[start TASK INPUTS]

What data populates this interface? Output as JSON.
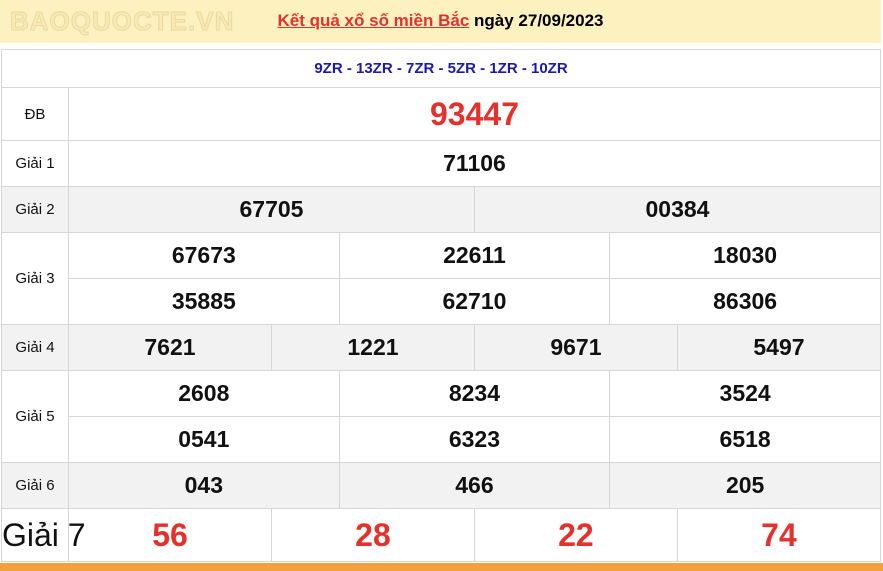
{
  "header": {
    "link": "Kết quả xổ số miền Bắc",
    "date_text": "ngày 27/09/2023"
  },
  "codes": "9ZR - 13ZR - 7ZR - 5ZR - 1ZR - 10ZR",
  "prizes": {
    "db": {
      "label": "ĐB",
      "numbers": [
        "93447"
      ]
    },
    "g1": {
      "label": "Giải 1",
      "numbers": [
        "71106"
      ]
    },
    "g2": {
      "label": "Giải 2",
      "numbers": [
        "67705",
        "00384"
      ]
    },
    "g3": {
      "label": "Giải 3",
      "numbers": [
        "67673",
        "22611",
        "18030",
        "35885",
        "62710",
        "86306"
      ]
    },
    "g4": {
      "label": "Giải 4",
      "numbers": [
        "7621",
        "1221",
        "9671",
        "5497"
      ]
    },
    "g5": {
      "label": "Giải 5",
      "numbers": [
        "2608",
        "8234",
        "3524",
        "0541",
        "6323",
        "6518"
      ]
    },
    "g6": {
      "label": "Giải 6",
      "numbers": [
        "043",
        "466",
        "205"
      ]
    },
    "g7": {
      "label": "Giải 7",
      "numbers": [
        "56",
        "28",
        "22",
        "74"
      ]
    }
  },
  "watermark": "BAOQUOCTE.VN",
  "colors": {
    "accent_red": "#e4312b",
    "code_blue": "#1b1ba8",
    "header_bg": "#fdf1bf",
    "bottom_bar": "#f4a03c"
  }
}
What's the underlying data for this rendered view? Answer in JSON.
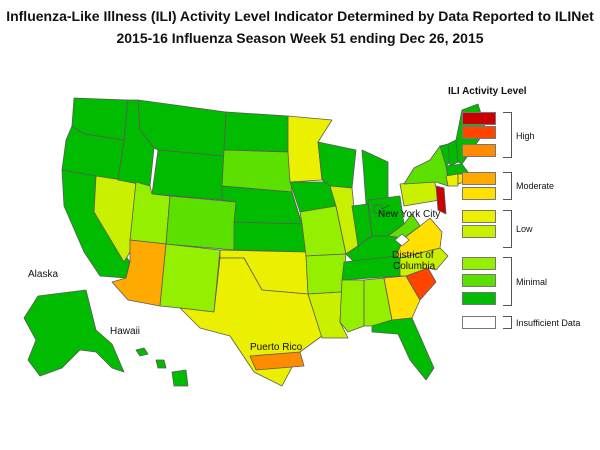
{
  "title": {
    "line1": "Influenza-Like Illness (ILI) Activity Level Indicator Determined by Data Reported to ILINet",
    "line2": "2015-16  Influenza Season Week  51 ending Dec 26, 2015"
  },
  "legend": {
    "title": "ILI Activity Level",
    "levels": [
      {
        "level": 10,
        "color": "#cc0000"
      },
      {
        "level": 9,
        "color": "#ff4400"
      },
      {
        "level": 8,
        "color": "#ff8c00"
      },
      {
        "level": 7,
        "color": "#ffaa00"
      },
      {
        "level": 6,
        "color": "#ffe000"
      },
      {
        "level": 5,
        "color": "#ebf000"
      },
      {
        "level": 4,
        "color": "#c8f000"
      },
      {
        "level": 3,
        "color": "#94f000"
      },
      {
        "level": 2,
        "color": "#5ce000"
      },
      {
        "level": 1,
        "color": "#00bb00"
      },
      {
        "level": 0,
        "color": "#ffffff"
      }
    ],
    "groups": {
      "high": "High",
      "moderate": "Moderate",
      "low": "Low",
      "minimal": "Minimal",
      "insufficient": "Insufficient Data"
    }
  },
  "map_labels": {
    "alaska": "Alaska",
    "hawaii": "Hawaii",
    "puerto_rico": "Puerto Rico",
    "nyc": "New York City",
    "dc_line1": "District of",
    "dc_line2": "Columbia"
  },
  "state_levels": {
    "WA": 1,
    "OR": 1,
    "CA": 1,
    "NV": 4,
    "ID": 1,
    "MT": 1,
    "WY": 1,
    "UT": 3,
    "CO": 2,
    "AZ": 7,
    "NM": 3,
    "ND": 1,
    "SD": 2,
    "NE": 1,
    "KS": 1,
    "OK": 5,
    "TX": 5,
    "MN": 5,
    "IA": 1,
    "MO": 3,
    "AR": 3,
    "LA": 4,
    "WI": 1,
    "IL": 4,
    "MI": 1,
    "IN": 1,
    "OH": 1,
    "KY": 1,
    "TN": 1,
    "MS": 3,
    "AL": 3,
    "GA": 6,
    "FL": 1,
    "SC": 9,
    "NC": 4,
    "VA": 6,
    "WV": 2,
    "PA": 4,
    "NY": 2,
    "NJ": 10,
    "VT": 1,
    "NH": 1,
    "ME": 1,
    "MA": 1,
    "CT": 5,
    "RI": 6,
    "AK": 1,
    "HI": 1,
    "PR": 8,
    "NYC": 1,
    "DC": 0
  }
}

[end TASK INPUTS]

JOB: Retype, word for word, the lines from the one with "What's the underlying" through the last line of the entries above, and only those lines. Leave pictures out.

IN RESPONSE:
What's the underlying data for this rendered view? Answer in JSON.
{
  "title": {
    "line1": "Influenza-Like Illness (ILI) Activity Level Indicator Determined by Data Reported to ILINet",
    "line2": "2015-16  Influenza Season Week  51 ending Dec 26, 2015"
  },
  "legend": {
    "title": "ILI Activity Level",
    "levels": [
      {
        "level": 10,
        "color": "#cc0000"
      },
      {
        "level": 9,
        "color": "#ff4400"
      },
      {
        "level": 8,
        "color": "#ff8c00"
      },
      {
        "level": 7,
        "color": "#ffaa00"
      },
      {
        "level": 6,
        "color": "#ffe000"
      },
      {
        "level": 5,
        "color": "#ebf000"
      },
      {
        "level": 4,
        "color": "#c8f000"
      },
      {
        "level": 3,
        "color": "#94f000"
      },
      {
        "level": 2,
        "color": "#5ce000"
      },
      {
        "level": 1,
        "color": "#00bb00"
      },
      {
        "level": 0,
        "color": "#ffffff"
      }
    ],
    "groups": {
      "high": "High",
      "moderate": "Moderate",
      "low": "Low",
      "minimal": "Minimal",
      "insufficient": "Insufficient Data"
    }
  },
  "map_labels": {
    "alaska": "Alaska",
    "hawaii": "Hawaii",
    "puerto_rico": "Puerto Rico",
    "nyc": "New York City",
    "dc_line1": "District of",
    "dc_line2": "Columbia"
  },
  "state_levels": {
    "WA": 1,
    "OR": 1,
    "CA": 1,
    "NV": 4,
    "ID": 1,
    "MT": 1,
    "WY": 1,
    "UT": 3,
    "CO": 2,
    "AZ": 7,
    "NM": 3,
    "ND": 1,
    "SD": 2,
    "NE": 1,
    "KS": 1,
    "OK": 5,
    "TX": 5,
    "MN": 5,
    "IA": 1,
    "MO": 3,
    "AR": 3,
    "LA": 4,
    "WI": 1,
    "IL": 4,
    "MI": 1,
    "IN": 1,
    "OH": 1,
    "KY": 1,
    "TN": 1,
    "MS": 3,
    "AL": 3,
    "GA": 6,
    "FL": 1,
    "SC": 9,
    "NC": 4,
    "VA": 6,
    "WV": 2,
    "PA": 4,
    "NY": 2,
    "NJ": 10,
    "VT": 1,
    "NH": 1,
    "ME": 1,
    "MA": 1,
    "CT": 5,
    "RI": 6,
    "AK": 1,
    "HI": 1,
    "PR": 8,
    "NYC": 1,
    "DC": 0
  }
}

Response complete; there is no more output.